▶ **EXERCISE GOAL**
Copy out each line of the material in which the word "object" appears.

▶ **MATERIAL FOR THIS TASK**
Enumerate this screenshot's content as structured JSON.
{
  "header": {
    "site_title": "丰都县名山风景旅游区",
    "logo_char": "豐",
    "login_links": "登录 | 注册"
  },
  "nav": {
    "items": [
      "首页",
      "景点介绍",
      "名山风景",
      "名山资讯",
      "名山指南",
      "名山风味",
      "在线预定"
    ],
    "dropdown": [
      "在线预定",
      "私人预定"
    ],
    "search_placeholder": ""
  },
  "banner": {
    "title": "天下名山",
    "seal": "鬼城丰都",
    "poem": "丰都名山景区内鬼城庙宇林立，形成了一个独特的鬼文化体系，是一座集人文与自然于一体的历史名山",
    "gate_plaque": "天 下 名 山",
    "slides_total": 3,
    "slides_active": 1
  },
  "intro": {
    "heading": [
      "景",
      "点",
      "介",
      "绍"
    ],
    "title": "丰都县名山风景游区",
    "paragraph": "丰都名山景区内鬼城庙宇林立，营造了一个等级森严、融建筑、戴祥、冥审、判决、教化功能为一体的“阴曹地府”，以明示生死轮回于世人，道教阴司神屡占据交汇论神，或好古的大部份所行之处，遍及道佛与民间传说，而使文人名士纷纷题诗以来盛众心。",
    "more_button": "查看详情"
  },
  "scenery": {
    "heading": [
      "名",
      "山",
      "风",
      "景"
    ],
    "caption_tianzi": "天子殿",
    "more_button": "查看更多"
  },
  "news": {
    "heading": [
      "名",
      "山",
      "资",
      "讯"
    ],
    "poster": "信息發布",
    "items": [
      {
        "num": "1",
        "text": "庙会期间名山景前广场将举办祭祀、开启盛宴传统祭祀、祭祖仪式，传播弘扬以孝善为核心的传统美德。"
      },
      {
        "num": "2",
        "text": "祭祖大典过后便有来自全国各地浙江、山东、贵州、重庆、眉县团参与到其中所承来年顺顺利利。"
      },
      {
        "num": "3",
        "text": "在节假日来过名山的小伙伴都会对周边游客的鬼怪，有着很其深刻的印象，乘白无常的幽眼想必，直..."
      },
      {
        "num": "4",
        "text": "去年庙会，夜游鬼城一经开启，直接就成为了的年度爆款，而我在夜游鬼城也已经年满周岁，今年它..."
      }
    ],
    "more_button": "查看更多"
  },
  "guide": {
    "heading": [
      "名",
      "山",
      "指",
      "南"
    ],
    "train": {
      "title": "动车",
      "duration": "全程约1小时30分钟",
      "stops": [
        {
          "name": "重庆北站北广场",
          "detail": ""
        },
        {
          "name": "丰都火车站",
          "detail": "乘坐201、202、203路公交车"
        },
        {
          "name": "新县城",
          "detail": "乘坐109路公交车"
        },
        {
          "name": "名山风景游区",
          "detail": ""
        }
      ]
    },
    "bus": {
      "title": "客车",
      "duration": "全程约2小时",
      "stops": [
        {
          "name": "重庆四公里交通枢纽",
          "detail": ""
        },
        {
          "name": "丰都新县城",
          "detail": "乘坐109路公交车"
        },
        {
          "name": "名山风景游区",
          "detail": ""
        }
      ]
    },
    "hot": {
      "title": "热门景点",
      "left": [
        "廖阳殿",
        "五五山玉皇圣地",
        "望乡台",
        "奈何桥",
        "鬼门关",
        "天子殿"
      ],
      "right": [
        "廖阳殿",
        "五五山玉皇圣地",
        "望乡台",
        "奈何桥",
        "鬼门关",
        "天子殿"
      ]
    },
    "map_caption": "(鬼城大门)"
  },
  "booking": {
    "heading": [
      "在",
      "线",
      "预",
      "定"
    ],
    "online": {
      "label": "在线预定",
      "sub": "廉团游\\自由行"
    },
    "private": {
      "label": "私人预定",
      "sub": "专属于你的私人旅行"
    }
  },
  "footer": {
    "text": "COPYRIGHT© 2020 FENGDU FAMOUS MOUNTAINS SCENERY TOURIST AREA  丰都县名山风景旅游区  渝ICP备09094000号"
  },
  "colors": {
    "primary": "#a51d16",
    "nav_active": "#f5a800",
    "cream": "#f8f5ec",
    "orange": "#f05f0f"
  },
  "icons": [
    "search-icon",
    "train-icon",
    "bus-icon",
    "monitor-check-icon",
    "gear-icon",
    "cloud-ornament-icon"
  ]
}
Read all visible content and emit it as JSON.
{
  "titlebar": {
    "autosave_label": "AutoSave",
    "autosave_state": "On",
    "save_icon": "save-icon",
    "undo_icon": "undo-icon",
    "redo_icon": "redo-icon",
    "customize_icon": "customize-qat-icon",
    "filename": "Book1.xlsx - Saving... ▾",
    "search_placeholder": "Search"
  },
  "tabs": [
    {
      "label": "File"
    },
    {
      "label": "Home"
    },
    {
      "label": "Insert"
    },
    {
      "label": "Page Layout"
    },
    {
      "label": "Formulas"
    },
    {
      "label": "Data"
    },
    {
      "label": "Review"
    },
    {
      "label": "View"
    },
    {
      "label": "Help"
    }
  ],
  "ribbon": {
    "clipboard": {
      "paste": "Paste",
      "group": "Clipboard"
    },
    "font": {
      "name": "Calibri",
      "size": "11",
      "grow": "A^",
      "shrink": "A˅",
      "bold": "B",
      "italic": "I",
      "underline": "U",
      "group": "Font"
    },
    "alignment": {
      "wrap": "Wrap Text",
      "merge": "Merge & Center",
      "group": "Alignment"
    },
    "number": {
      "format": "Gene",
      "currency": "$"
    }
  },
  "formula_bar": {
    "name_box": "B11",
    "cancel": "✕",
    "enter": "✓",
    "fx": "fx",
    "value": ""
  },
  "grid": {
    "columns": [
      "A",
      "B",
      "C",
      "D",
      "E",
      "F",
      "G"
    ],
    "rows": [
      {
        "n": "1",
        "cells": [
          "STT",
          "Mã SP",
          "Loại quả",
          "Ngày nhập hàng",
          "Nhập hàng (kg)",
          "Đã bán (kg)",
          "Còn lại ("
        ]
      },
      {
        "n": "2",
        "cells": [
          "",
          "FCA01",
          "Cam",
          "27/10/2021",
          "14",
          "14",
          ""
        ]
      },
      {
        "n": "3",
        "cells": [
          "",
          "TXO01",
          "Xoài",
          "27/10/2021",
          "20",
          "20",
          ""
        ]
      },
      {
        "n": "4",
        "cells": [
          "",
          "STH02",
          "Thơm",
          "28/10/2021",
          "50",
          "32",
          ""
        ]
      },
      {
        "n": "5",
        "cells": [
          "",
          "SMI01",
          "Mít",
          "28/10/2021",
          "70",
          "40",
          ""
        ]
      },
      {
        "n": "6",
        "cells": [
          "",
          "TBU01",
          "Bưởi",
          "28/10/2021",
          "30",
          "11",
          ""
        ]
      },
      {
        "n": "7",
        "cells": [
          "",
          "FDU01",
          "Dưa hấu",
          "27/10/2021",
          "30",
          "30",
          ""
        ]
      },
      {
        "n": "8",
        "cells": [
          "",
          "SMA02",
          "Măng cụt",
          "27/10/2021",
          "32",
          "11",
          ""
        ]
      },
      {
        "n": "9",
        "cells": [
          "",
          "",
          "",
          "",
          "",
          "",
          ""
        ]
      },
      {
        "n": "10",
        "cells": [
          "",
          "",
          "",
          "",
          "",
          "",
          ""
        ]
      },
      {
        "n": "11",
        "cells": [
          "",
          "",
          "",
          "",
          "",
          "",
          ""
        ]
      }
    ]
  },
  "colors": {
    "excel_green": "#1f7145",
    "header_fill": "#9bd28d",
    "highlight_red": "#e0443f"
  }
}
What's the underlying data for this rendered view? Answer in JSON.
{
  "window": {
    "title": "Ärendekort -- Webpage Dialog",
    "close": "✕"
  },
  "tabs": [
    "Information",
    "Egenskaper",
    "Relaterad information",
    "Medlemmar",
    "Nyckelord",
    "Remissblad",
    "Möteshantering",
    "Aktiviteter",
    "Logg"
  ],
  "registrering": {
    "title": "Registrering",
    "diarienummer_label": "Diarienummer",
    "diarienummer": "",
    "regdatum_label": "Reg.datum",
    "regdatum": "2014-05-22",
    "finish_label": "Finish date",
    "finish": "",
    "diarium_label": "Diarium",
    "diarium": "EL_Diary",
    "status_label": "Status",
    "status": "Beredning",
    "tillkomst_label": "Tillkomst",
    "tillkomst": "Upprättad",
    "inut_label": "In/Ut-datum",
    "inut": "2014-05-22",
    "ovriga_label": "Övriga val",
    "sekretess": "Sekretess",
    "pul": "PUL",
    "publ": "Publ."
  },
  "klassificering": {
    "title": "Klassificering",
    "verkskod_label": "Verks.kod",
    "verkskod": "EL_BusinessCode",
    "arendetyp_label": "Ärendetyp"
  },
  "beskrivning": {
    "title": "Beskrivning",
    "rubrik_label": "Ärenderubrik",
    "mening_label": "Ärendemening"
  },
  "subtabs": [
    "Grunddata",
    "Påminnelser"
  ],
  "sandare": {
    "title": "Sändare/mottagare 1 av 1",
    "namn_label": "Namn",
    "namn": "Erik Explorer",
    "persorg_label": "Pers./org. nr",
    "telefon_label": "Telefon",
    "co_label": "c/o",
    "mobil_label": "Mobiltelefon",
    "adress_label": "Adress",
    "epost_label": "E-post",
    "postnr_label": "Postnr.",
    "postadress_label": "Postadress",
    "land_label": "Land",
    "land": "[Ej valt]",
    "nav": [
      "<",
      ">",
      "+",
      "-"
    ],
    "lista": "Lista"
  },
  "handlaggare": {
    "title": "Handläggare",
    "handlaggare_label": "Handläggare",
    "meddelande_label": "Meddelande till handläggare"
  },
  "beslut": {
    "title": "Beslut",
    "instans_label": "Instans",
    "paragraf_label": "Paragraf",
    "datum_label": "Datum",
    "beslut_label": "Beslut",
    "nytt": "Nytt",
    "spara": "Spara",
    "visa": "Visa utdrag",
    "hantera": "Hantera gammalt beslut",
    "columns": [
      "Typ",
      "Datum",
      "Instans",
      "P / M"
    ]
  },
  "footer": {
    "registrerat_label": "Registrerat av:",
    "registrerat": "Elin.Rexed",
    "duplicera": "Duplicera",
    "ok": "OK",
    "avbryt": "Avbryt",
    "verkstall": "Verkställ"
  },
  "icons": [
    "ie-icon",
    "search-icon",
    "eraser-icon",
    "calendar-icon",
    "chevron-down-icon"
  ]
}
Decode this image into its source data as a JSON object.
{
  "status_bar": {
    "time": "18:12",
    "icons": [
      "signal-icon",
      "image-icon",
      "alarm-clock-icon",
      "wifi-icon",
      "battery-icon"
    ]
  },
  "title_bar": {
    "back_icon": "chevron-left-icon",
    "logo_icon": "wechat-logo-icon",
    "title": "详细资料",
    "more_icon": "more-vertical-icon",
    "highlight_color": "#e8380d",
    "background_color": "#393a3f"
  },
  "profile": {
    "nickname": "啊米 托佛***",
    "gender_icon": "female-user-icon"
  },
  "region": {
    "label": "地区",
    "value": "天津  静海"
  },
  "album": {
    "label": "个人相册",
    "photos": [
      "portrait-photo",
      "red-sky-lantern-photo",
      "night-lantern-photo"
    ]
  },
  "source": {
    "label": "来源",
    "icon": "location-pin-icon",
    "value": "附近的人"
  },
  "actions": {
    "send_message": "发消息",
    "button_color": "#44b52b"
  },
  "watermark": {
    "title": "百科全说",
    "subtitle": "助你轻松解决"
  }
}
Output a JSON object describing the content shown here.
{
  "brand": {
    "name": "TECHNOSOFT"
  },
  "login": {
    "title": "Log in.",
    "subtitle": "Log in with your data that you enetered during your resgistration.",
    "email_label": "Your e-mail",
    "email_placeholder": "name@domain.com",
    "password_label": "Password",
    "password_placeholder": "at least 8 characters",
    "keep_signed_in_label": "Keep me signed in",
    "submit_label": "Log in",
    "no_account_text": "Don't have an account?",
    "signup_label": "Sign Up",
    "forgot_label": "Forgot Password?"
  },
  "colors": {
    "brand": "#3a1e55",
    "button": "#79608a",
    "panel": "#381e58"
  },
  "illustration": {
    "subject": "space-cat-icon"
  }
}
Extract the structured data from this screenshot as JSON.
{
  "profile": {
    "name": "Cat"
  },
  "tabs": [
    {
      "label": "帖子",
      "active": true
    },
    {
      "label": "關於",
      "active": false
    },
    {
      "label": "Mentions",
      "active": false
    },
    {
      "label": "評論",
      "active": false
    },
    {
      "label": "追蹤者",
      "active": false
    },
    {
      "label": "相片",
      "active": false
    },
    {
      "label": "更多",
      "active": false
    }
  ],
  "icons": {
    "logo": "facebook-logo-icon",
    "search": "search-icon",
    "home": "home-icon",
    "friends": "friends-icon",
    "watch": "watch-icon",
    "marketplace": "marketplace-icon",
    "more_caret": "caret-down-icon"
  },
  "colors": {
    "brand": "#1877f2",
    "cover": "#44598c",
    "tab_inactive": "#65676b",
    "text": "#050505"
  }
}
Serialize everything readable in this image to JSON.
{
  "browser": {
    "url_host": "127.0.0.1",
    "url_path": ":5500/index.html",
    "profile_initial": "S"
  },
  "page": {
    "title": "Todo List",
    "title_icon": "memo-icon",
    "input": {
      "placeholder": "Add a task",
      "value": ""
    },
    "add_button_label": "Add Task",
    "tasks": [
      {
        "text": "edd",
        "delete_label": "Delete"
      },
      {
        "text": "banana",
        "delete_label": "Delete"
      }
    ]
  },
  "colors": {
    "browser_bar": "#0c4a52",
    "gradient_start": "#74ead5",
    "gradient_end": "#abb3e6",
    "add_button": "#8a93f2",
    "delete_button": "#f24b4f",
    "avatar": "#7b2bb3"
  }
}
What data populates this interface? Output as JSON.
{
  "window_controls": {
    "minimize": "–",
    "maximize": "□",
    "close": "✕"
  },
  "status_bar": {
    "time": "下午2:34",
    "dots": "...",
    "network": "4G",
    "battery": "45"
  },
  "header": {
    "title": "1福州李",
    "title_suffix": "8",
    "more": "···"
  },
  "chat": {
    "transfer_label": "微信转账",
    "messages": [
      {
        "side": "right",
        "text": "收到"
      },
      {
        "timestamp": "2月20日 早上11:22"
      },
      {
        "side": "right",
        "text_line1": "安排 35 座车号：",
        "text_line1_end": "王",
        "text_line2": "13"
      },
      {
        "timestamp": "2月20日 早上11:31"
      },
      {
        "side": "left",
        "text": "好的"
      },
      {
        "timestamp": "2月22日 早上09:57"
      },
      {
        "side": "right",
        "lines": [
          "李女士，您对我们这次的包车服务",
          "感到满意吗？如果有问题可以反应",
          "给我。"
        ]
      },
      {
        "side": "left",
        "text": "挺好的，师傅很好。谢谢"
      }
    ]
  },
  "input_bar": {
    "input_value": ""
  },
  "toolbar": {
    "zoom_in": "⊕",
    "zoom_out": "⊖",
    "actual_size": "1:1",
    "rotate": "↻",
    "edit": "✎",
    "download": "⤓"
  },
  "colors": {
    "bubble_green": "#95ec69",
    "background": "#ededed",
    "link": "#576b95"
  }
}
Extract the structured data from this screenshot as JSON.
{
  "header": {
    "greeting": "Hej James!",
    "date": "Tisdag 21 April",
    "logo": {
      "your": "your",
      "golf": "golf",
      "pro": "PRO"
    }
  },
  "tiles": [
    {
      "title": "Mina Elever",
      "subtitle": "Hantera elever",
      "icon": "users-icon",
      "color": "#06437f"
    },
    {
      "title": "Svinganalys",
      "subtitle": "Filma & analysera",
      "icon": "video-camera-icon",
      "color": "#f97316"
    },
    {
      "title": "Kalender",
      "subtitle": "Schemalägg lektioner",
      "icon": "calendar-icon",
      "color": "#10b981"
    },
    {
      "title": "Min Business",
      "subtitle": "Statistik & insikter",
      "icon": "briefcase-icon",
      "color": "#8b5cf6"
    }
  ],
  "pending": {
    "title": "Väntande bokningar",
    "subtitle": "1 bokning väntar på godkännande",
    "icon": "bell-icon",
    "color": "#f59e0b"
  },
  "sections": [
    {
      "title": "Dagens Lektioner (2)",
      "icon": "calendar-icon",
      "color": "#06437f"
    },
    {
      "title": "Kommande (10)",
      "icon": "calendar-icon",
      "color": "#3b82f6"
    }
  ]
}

▶ **WORKED ANSWER**
Decode this image into its source data as a JSON object.
Output a JSON object describing the content shown here.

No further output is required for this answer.